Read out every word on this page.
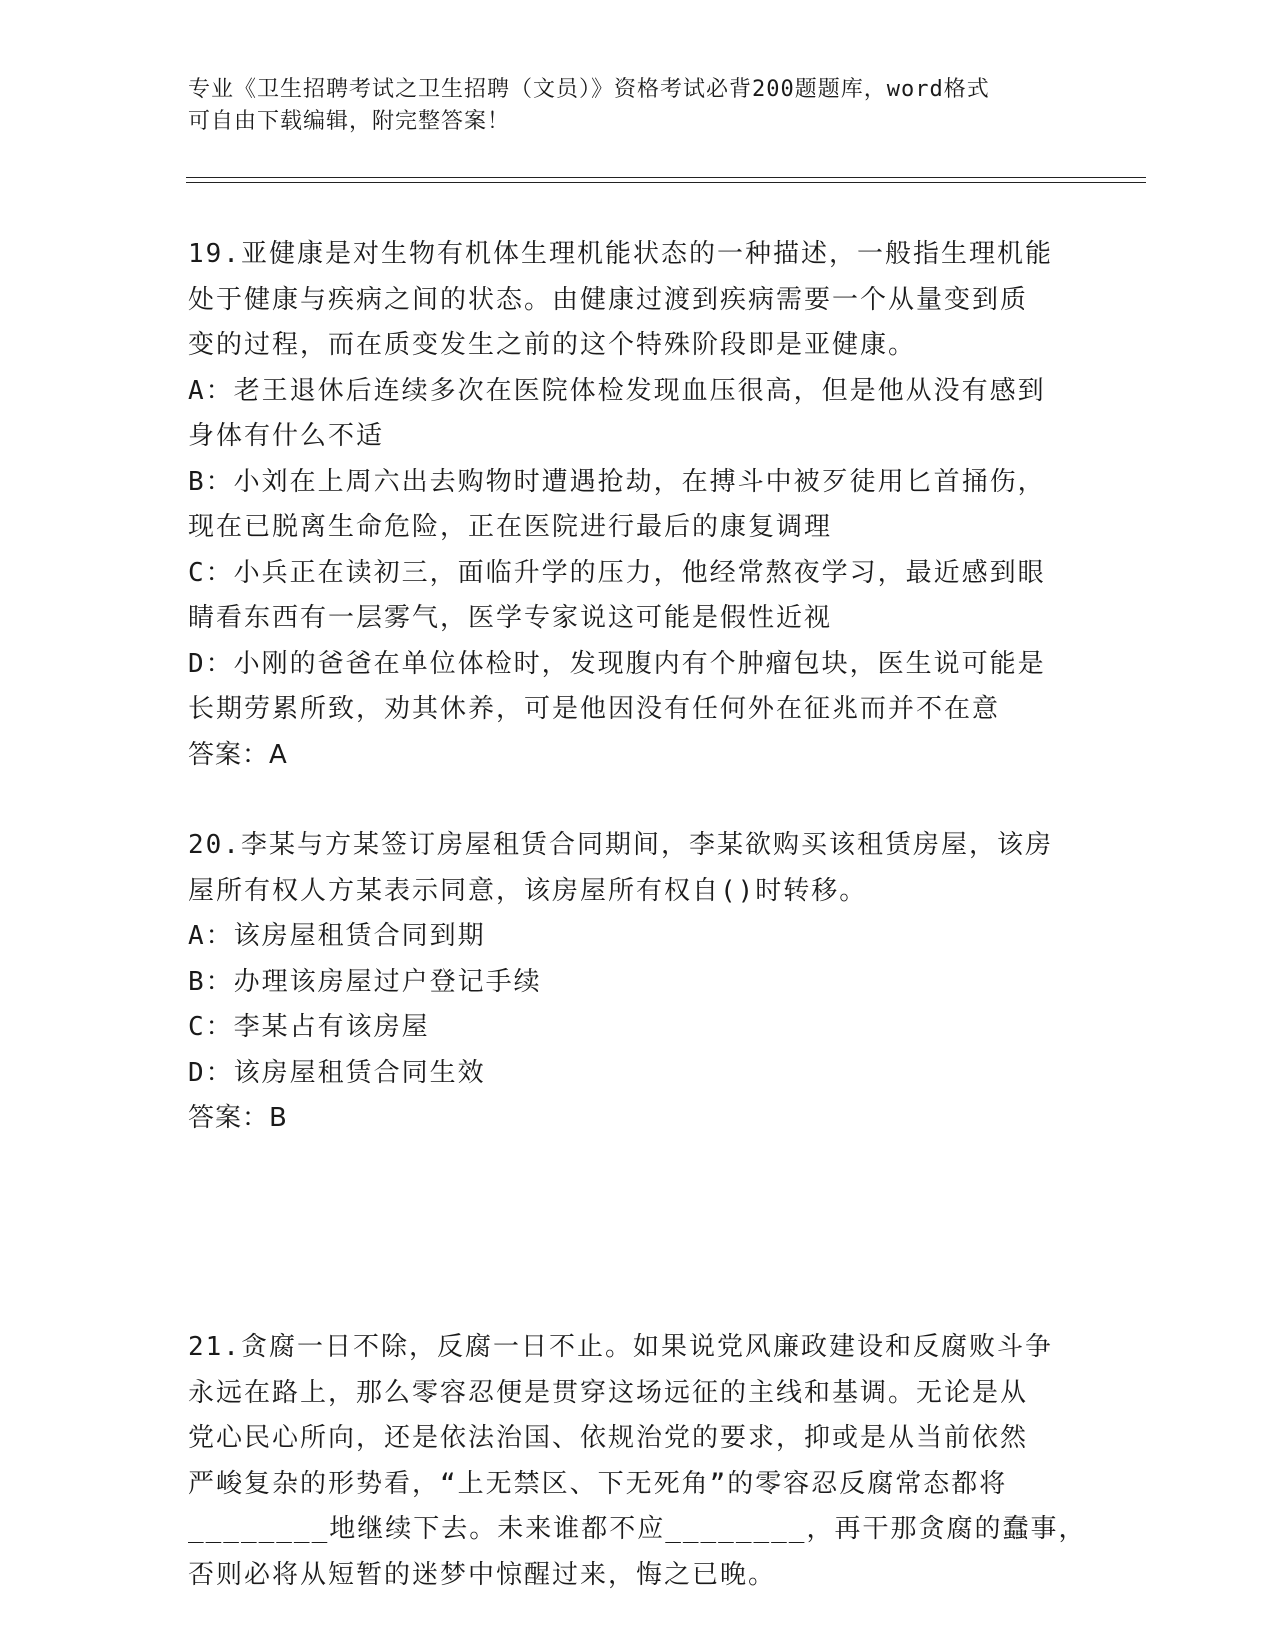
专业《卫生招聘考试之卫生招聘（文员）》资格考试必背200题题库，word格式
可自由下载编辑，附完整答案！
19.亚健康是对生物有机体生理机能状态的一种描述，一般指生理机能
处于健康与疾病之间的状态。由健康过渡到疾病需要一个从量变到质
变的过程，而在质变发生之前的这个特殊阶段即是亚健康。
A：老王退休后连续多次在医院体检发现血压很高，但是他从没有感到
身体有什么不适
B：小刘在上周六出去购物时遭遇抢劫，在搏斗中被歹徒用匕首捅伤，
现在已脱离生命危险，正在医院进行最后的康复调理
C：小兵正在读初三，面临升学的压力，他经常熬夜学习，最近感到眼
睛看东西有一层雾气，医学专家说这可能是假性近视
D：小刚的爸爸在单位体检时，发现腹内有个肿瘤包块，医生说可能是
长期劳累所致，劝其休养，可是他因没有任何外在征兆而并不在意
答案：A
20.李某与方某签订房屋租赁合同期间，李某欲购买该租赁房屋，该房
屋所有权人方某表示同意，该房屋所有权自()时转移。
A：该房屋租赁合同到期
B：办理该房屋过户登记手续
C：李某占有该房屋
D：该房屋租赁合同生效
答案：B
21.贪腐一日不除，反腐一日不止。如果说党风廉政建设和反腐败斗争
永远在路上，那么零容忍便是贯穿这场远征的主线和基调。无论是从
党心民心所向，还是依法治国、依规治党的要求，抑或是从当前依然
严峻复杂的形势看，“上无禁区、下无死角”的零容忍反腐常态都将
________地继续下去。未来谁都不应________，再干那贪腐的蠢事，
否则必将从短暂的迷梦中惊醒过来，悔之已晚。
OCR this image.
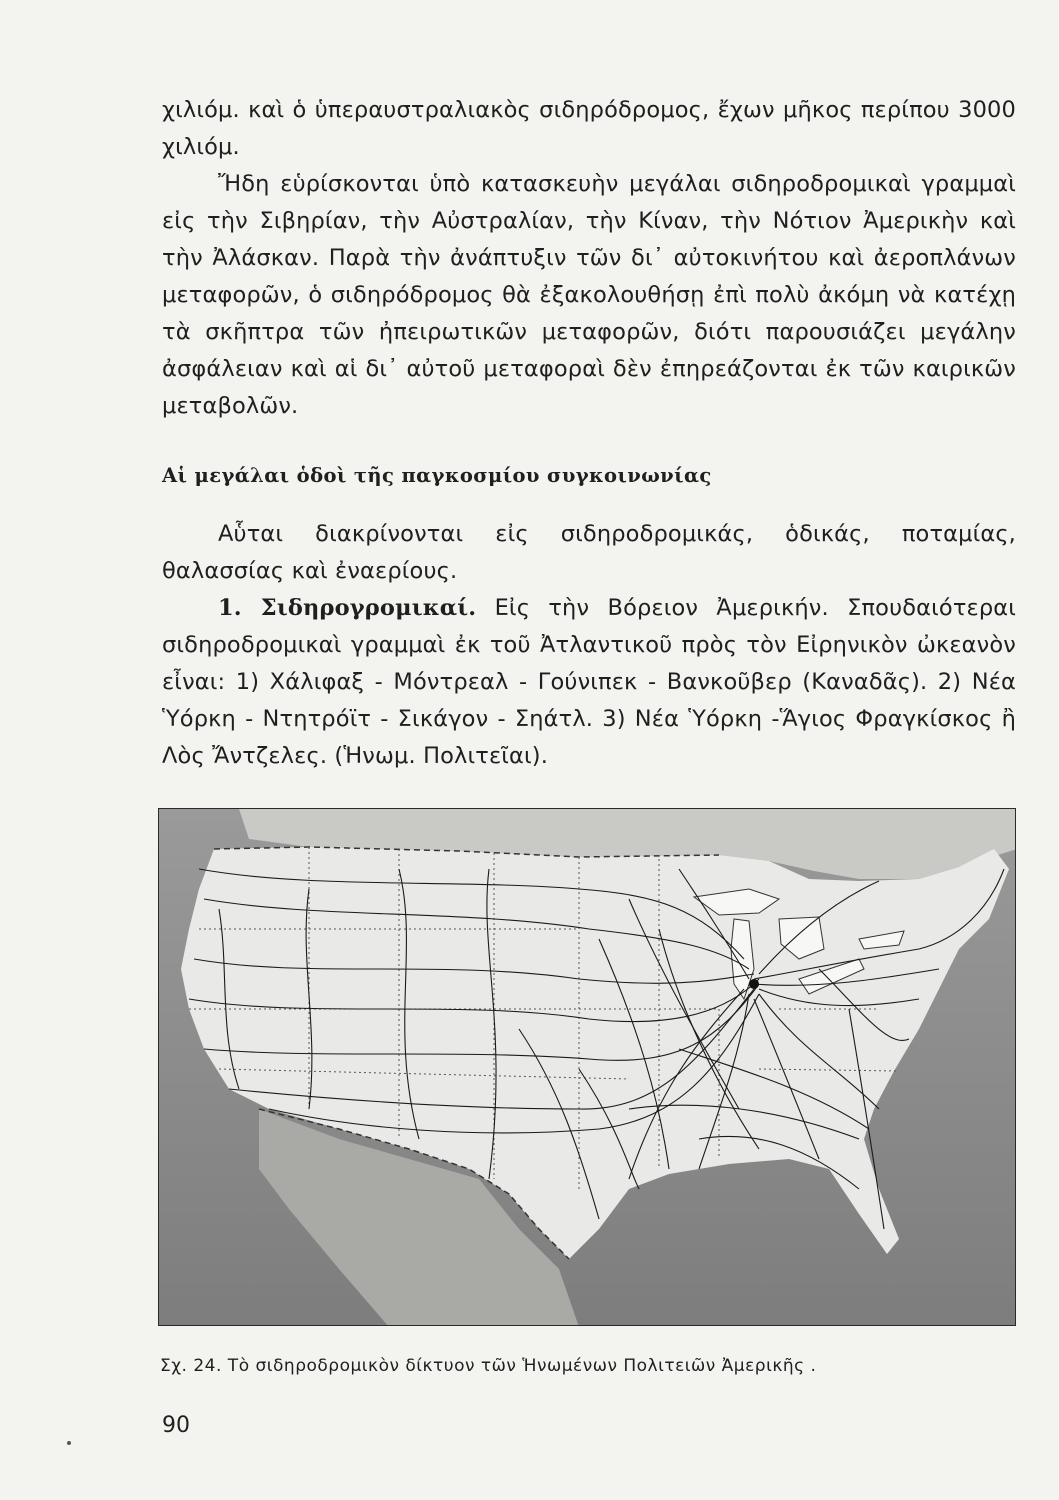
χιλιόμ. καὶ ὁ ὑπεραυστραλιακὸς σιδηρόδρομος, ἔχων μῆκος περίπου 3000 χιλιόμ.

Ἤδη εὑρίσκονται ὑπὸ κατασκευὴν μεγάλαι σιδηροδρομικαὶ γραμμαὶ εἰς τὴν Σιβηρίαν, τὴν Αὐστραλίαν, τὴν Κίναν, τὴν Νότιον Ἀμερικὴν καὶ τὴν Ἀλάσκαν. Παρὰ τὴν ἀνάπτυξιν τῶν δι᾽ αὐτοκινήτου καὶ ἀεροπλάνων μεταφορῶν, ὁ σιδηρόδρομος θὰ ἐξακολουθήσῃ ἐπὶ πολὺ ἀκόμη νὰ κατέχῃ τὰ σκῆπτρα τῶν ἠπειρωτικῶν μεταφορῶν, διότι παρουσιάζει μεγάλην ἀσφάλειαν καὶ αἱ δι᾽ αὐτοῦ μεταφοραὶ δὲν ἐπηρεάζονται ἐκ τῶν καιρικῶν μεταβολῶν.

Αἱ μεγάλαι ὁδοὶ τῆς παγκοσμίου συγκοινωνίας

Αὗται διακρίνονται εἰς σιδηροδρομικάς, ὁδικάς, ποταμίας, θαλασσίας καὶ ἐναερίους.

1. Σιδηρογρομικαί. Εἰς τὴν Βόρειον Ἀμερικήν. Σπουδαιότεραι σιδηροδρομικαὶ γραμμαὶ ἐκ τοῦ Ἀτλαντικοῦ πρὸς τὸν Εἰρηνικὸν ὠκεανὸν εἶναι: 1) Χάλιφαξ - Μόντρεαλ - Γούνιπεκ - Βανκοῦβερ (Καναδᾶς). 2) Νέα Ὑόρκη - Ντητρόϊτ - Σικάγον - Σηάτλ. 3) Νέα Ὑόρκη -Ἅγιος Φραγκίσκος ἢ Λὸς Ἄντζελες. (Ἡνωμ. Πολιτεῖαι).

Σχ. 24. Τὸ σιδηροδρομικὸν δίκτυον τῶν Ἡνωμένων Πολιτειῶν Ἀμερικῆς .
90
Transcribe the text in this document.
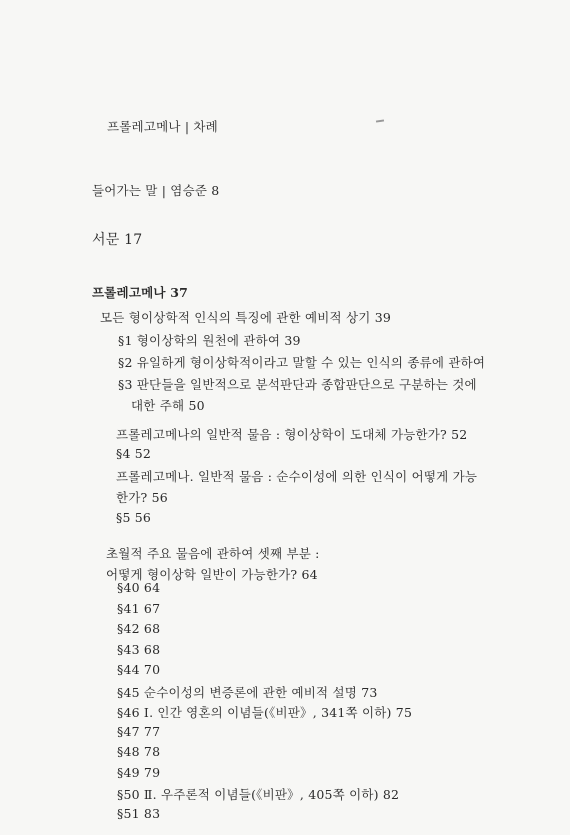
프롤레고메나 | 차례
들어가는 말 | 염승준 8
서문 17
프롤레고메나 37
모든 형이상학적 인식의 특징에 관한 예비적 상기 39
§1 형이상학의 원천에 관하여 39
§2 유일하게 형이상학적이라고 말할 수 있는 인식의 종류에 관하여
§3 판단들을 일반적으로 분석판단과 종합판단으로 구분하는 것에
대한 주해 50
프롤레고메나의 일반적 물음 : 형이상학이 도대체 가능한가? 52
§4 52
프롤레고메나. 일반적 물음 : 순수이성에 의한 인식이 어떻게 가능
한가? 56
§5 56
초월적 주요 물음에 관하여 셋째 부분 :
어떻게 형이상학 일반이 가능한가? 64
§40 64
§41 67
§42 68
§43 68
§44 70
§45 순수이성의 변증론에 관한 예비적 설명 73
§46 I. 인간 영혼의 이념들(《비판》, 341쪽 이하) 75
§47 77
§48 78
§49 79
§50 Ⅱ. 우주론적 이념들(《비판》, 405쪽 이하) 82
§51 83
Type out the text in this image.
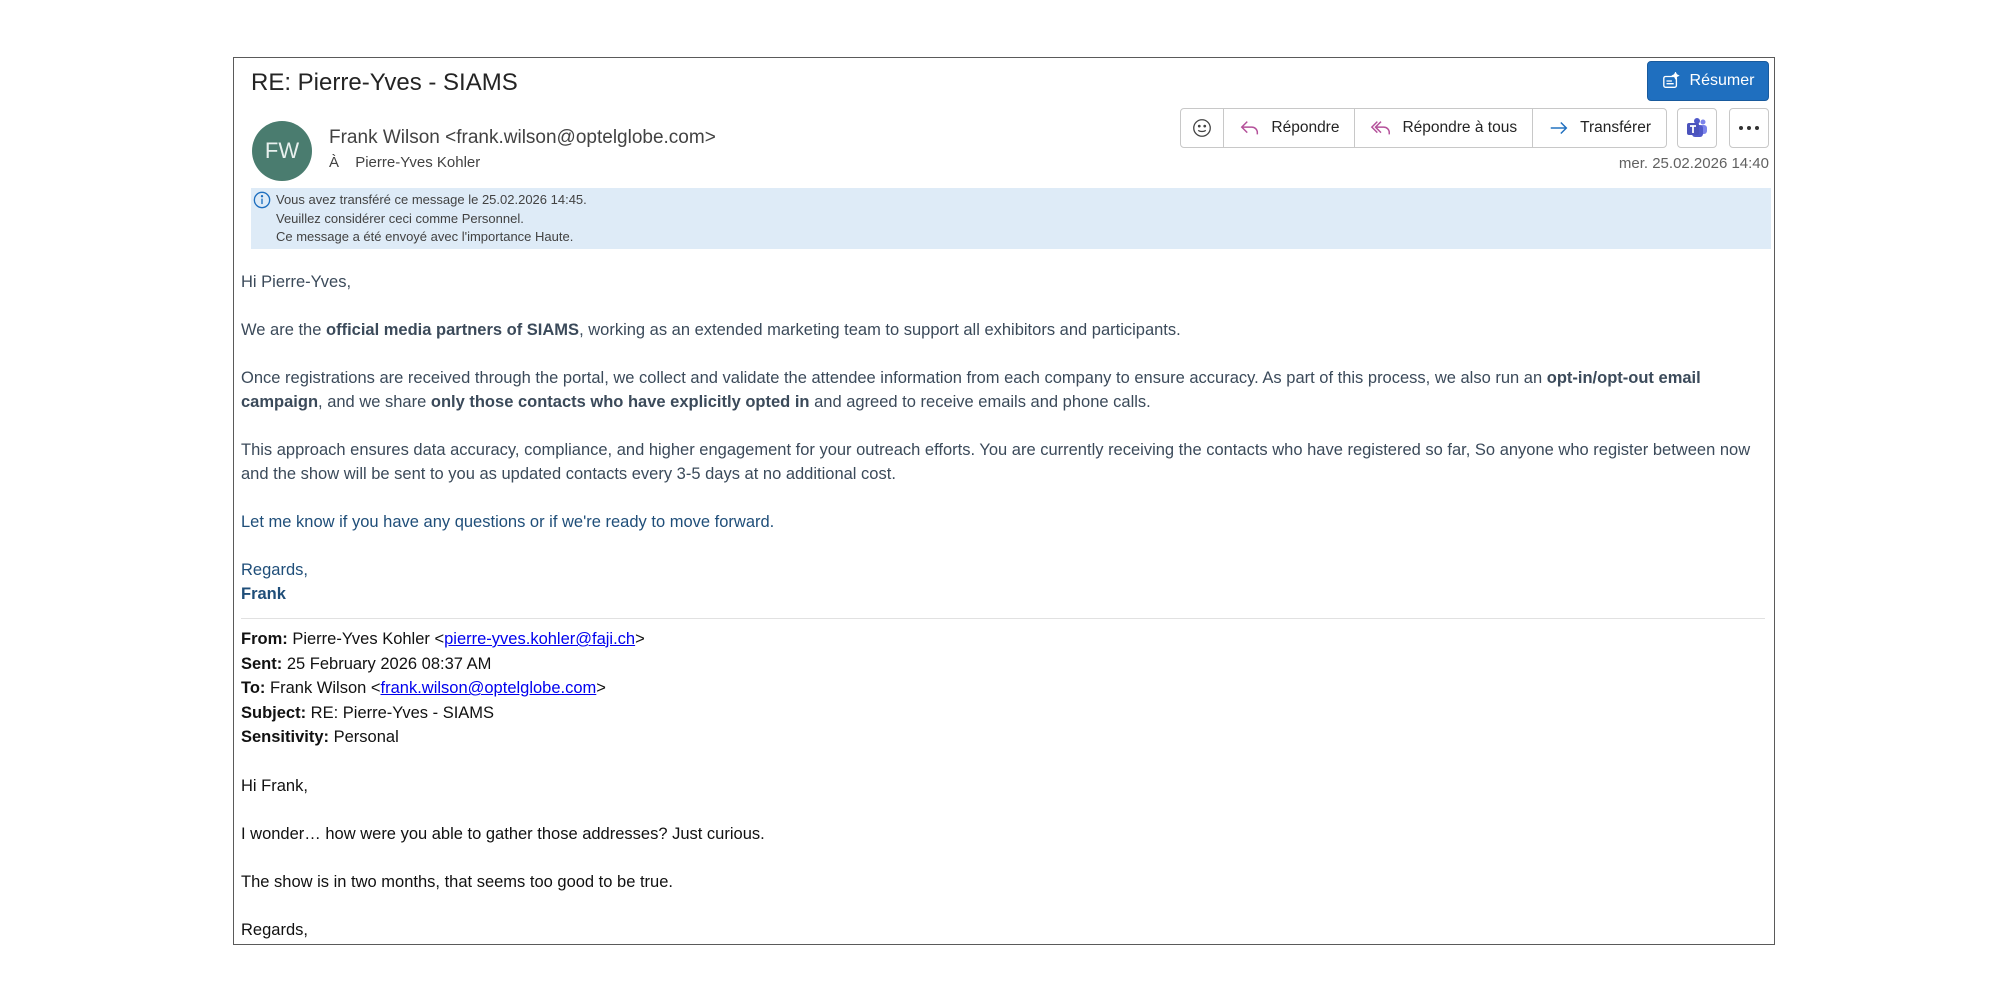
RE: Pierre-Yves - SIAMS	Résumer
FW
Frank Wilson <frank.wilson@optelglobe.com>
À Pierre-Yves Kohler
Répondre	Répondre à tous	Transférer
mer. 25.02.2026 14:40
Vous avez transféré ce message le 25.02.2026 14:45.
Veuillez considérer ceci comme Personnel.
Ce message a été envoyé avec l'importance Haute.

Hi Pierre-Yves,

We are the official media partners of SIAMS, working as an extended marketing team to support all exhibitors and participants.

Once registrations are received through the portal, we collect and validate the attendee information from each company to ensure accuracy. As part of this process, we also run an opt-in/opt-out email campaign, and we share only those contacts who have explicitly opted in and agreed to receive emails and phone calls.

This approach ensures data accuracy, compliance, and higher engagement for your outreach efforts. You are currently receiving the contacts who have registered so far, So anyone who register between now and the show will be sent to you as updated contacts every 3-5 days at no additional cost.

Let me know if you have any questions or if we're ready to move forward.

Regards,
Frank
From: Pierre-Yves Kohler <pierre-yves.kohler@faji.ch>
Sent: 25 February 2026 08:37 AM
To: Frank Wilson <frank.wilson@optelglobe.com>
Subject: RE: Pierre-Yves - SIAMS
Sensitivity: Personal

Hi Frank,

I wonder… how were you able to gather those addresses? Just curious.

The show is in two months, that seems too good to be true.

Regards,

» Set exercise: Using the material above, retype each entry exactly and omit the pictures.

» Solution:
Read out every word on this page.
专业《卫生招聘考试之卫生招聘（文员）》资格考试必背200题题库，word格式
可自由下载编辑，附完整答案！
19.亚健康是对生物有机体生理机能状态的一种描述，一般指生理机能
处于健康与疾病之间的状态。由健康过渡到疾病需要一个从量变到质
变的过程，而在质变发生之前的这个特殊阶段即是亚健康。
A：老王退休后连续多次在医院体检发现血压很高，但是他从没有感到
身体有什么不适
B：小刘在上周六出去购物时遭遇抢劫，在搏斗中被歹徒用匕首捅伤，
现在已脱离生命危险，正在医院进行最后的康复调理
C：小兵正在读初三，面临升学的压力，他经常熬夜学习，最近感到眼
睛看东西有一层雾气，医学专家说这可能是假性近视
D：小刚的爸爸在单位体检时，发现腹内有个肿瘤包块，医生说可能是
长期劳累所致，劝其休养，可是他因没有任何外在征兆而并不在意
答案：A
20.李某与方某签订房屋租赁合同期间，李某欲购买该租赁房屋，该房
屋所有权人方某表示同意，该房屋所有权自()时转移。
A：该房屋租赁合同到期
B：办理该房屋过户登记手续
C：李某占有该房屋
D：该房屋租赁合同生效
答案：B
21.贪腐一日不除，反腐一日不止。如果说党风廉政建设和反腐败斗争
永远在路上，那么零容忍便是贯穿这场远征的主线和基调。无论是从
党心民心所向，还是依法治国、依规治党的要求，抑或是从当前依然
严峻复杂的形势看，“上无禁区、下无死角”的零容忍反腐常态都将
________地继续下去。未来谁都不应________，再干那贪腐的蠢事，
否则必将从短暂的迷梦中惊醒过来，悔之已晚。
OCR this image.
χιλιόμ. καὶ ὁ ὑπεραυστραλιακὸς σιδηρόδρομος, ἔχων μῆκος περίπου 3000 χιλιόμ.

Ἤδη εὑρίσκονται ὑπὸ κατασκευὴν μεγάλαι σιδηροδρομικαὶ γραμμαὶ εἰς τὴν Σιβηρίαν, τὴν Αὐστραλίαν, τὴν Κίναν, τὴν Νότιον Ἀμερικὴν καὶ τὴν Ἀλάσκαν. Παρὰ τὴν ἀνάπτυξιν τῶν δι᾽ αὐτοκινήτου καὶ ἀεροπλάνων μεταφορῶν, ὁ σιδηρόδρομος θὰ ἐξακολουθήσῃ ἐπὶ πολὺ ἀκόμη νὰ κατέχῃ τὰ σκῆπτρα τῶν ἠπειρωτικῶν μεταφορῶν, διότι παρουσιάζει μεγάλην ἀσφάλειαν καὶ αἱ δι᾽ αὐτοῦ μεταφοραὶ δὲν ἐπηρεάζονται ἐκ τῶν καιρικῶν μεταβολῶν.

Αἱ μεγάλαι ὁδοὶ τῆς παγκοσμίου συγκοινωνίας

Αὗται διακρίνονται εἰς σιδηροδρομικάς, ὁδικάς, ποταμίας, θαλασσίας καὶ ἐναερίους.

1. Σιδηρογρομικαί. Εἰς τὴν Βόρειον Ἀμερικήν. Σπουδαιότεραι σιδηροδρομικαὶ γραμμαὶ ἐκ τοῦ Ἀτλαντικοῦ πρὸς τὸν Εἰρηνικὸν ὠκεανὸν εἶναι: 1) Χάλιφαξ - Μόντρεαλ - Γούνιπεκ - Βανκοῦβερ (Καναδᾶς). 2) Νέα Ὑόρκη - Ντητρόϊτ - Σικάγον - Σηάτλ. 3) Νέα Ὑόρκη -Ἅγιος Φραγκίσκος ἢ Λὸς Ἄντζελες. (Ἡνωμ. Πολιτεῖαι).

Σχ. 24. Τὸ σιδηροδρομικὸν δίκτυον τῶν Ἡνωμένων Πολιτειῶν Ἀμερικῆς .
90
Transcribe the text in this document.
프롤레고메나 | 차례
들어가는 말 | 염승준 8
서문 17
프롤레고메나 37
모든 형이상학적 인식의 특징에 관한 예비적 상기 39
§1 형이상학의 원천에 관하여 39
§2 유일하게 형이상학적이라고 말할 수 있는 인식의 종류에 관하여
§3 판단들을 일반적으로 분석판단과 종합판단으로 구분하는 것에
대한 주해 50
프롤레고메나의 일반적 물음 : 형이상학이 도대체 가능한가? 52
§4 52
프롤레고메나. 일반적 물음 : 순수이성에 의한 인식이 어떻게 가능
한가? 56
§5 56
초월적 주요 물음에 관하여 셋째 부분 :
어떻게 형이상학 일반이 가능한가? 64
§40 64
§41 67
§42 68
§43 68
§44 70
§45 순수이성의 변증론에 관한 예비적 설명 73
§46 I. 인간 영혼의 이념들(《비판》, 341쪽 이하) 75
§47 77
§48 78
§49 79
§50 Ⅱ. 우주론적 이념들(《비판》, 405쪽 이하) 82
§51 83
Type out the text in this image.
RE: Pierre-Yves - SIAMS	Résumer
FW
Frank Wilson <frank.wilson@optelglobe.com>
À Pierre-Yves Kohler
Répondre	Répondre à tous	Transférer
mer. 25.02.2026 14:40
Vous avez transféré ce message le 25.02.2026 14:45.
Veuillez considérer ceci comme Personnel.
Ce message a été envoyé avec l'importance Haute.

Hi Pierre-Yves,

We are the official media partners of SIAMS, working as an extended marketing team to support all exhibitors and participants.

Once registrations are received through the portal, we collect and validate the attendee information from each company to ensure accuracy. As part of this process, we also run an opt-in/opt-out email campaign, and we share only those contacts who have explicitly opted in and agreed to receive emails and phone calls.

This approach ensures data accuracy, compliance, and higher engagement for your outreach efforts. You are currently receiving the contacts who have registered so far, So anyone who register between now and the show will be sent to you as updated contacts every 3-5 days at no additional cost.

Let me know if you have any questions or if we're ready to move forward.

Regards,
Frank
From: Pierre-Yves Kohler <pierre-yves.kohler@faji.ch>
Sent: 25 February 2026 08:37 AM
To: Frank Wilson <frank.wilson@optelglobe.com>
Subject: RE: Pierre-Yves - SIAMS
Sensitivity: Personal

Hi Frank,

I wonder… how were you able to gather those addresses? Just curious.

The show is in two months, that seems too good to be true.

Regards,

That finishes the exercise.